Part of a data file
-=-=-=-=-

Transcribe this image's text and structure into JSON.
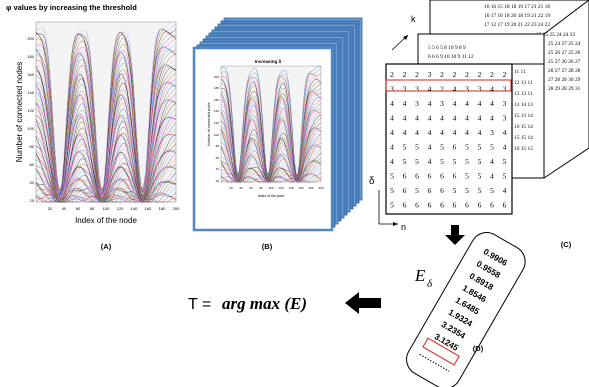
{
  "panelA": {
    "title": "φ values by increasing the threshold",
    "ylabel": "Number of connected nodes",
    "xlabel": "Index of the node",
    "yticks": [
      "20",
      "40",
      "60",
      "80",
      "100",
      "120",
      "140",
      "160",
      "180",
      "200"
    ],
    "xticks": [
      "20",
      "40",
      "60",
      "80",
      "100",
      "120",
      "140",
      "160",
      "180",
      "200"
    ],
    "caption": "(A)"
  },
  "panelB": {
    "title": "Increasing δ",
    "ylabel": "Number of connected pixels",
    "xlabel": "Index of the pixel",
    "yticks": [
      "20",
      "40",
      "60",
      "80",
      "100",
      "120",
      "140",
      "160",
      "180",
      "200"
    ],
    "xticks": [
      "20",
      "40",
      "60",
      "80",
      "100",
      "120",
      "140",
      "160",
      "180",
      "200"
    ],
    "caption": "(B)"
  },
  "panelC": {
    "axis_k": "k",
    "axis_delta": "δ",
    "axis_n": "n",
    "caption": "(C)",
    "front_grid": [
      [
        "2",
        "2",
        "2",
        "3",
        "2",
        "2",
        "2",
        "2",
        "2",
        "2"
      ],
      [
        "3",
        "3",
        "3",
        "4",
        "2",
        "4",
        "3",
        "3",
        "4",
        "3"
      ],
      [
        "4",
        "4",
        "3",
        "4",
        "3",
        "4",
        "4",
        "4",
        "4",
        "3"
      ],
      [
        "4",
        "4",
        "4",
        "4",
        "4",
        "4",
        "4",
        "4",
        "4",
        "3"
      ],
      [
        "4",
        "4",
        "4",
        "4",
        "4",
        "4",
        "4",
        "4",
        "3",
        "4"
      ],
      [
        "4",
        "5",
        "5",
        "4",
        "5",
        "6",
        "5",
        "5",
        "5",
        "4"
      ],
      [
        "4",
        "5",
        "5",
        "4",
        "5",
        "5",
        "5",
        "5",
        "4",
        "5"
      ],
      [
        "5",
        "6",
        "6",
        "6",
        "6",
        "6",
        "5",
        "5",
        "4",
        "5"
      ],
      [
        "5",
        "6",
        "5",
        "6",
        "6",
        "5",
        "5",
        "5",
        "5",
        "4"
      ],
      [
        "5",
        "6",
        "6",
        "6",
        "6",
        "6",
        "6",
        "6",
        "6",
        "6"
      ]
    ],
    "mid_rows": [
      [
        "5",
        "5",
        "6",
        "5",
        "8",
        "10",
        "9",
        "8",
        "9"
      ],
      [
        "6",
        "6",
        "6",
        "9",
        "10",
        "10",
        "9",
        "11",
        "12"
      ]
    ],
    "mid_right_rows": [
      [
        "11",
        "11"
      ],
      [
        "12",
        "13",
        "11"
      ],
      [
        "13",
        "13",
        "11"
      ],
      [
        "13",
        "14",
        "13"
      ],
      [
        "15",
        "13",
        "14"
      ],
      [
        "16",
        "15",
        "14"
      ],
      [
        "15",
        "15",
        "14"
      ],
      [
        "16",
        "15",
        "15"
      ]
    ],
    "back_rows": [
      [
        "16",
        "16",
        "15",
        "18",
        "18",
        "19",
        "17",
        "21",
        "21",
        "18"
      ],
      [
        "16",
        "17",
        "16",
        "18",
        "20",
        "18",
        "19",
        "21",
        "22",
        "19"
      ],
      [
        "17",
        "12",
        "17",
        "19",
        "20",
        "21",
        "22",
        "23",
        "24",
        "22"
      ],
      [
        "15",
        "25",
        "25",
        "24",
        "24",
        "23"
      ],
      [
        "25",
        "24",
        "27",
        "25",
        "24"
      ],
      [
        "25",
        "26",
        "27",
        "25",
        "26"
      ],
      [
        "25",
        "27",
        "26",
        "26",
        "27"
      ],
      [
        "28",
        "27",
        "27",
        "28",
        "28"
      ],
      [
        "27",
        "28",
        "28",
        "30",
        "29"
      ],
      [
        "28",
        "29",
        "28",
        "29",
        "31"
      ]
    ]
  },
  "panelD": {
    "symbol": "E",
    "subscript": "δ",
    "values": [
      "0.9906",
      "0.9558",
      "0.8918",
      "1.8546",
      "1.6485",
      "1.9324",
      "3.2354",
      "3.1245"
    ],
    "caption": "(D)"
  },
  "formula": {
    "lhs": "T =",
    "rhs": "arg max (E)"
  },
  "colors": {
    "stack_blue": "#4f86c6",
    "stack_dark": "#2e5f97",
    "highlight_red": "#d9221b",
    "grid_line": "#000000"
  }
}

-=-=-=-=-

→ **PROBLEM STATEMENT**
In the records above, locate every line with the string "values" and copy it.

→ **THE REPLY**
    "title": "φ values by increasing the threshold",
    "values": [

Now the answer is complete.